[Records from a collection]
(begin)
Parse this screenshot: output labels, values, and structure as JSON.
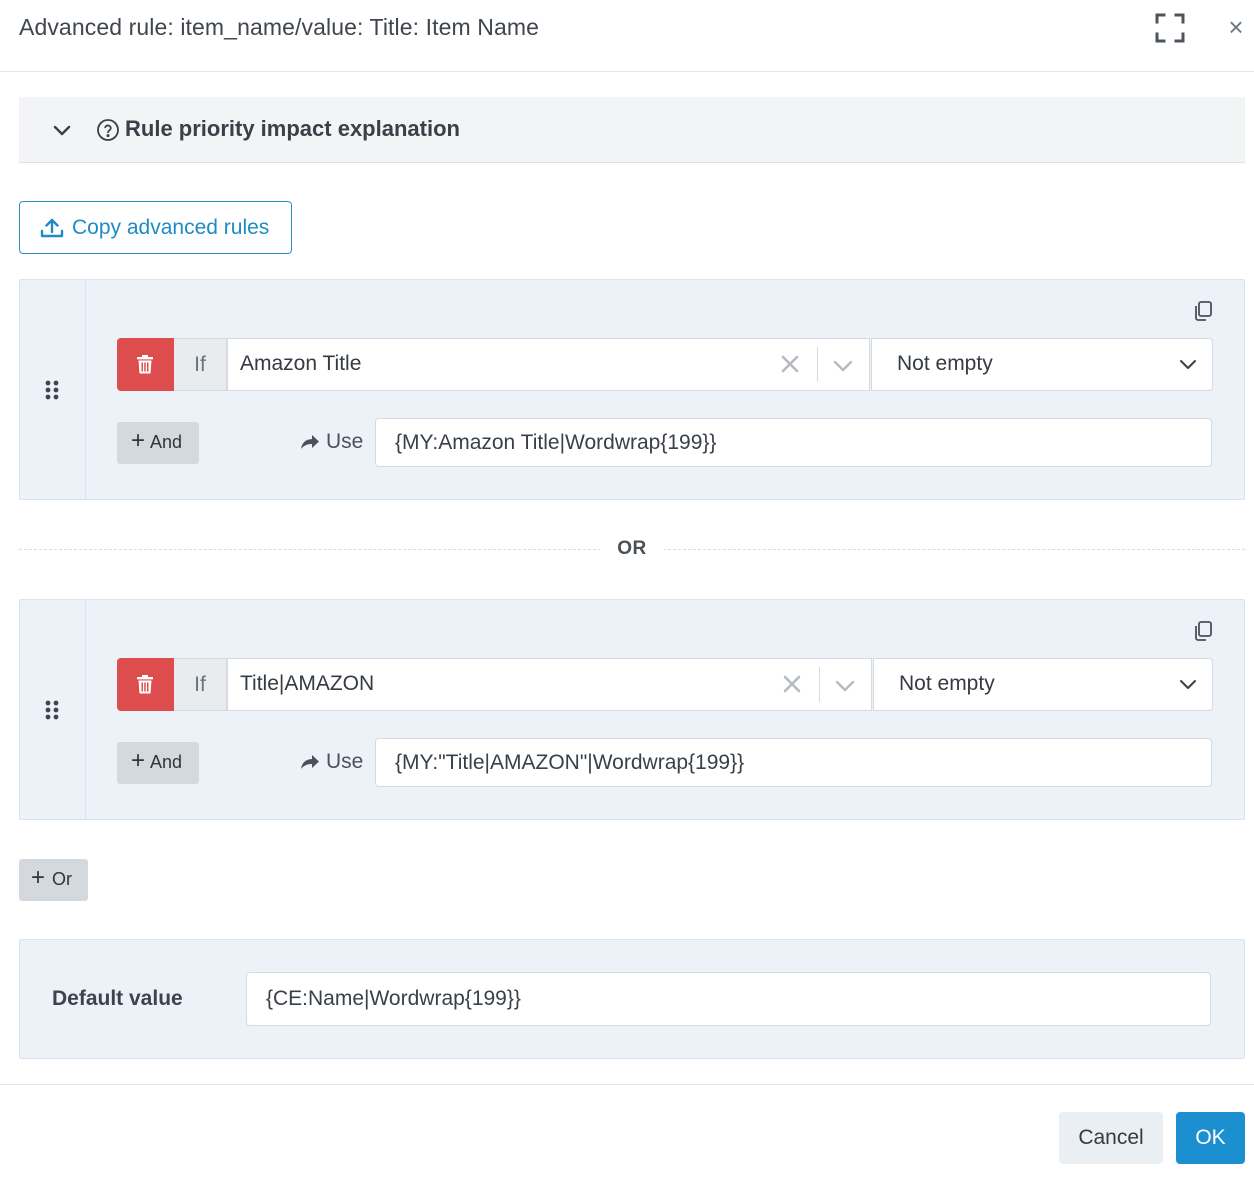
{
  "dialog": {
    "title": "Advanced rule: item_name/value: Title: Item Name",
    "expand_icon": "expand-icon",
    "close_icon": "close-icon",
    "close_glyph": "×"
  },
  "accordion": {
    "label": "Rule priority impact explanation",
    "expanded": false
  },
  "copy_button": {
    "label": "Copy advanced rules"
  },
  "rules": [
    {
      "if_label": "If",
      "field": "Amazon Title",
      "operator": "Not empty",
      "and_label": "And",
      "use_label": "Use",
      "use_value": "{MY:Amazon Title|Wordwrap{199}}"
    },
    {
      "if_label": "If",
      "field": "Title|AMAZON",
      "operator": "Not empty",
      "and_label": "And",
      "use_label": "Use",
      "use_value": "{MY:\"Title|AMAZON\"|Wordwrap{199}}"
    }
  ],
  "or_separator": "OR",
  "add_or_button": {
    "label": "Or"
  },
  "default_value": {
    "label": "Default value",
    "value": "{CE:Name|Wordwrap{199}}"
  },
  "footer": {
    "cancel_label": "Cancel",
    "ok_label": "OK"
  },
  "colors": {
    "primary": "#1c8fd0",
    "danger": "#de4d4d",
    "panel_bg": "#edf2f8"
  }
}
(end)
(begin)
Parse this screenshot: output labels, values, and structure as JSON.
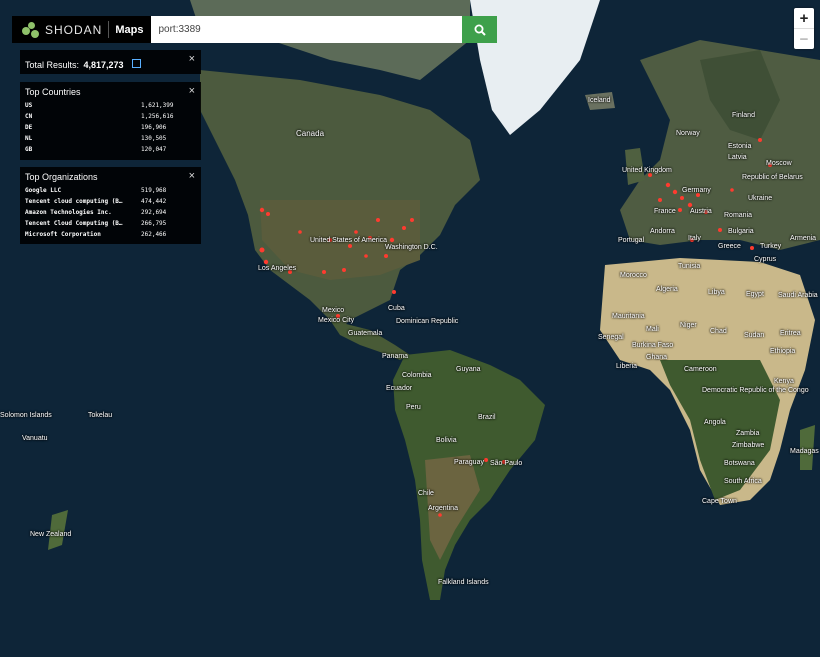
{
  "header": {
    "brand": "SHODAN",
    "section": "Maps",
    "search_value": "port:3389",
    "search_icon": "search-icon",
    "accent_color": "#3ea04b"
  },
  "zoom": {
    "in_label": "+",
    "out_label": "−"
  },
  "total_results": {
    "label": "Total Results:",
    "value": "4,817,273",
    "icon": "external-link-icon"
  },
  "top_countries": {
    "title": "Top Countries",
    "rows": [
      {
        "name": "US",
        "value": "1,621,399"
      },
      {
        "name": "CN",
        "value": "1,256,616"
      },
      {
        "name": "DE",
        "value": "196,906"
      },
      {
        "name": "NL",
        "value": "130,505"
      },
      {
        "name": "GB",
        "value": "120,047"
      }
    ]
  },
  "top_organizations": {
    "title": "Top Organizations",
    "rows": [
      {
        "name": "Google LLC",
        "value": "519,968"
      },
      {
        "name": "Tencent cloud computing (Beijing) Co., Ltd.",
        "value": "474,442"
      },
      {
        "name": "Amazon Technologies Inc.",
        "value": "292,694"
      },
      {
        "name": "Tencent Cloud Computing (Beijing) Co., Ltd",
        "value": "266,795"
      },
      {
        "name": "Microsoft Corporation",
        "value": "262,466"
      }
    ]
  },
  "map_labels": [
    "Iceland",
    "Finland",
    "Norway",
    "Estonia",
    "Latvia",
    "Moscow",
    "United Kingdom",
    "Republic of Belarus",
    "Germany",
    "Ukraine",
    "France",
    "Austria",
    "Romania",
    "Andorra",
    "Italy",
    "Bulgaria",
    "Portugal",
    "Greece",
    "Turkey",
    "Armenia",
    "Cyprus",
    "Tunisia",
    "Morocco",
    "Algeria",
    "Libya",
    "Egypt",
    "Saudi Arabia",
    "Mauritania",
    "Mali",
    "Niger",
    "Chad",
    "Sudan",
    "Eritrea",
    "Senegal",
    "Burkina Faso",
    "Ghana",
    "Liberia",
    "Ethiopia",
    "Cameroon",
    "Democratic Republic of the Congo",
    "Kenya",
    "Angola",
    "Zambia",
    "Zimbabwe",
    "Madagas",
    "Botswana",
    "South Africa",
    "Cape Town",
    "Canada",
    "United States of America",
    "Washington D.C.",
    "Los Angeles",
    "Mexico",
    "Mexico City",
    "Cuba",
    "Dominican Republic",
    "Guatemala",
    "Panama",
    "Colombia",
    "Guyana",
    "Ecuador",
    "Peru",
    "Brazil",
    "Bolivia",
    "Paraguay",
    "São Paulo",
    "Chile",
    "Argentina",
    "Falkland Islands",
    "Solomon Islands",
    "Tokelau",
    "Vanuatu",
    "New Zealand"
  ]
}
(end)
Exercise brief: Pull out each line of the records holding the string "Wordwrap".

The reply:
      "use_value": "{MY:Amazon Title|Wordwrap{199}}"
      "use_value": "{MY:\"Title|AMAZON\"|Wordwrap{199}}"
    "value": "{CE:Name|Wordwrap{199}}"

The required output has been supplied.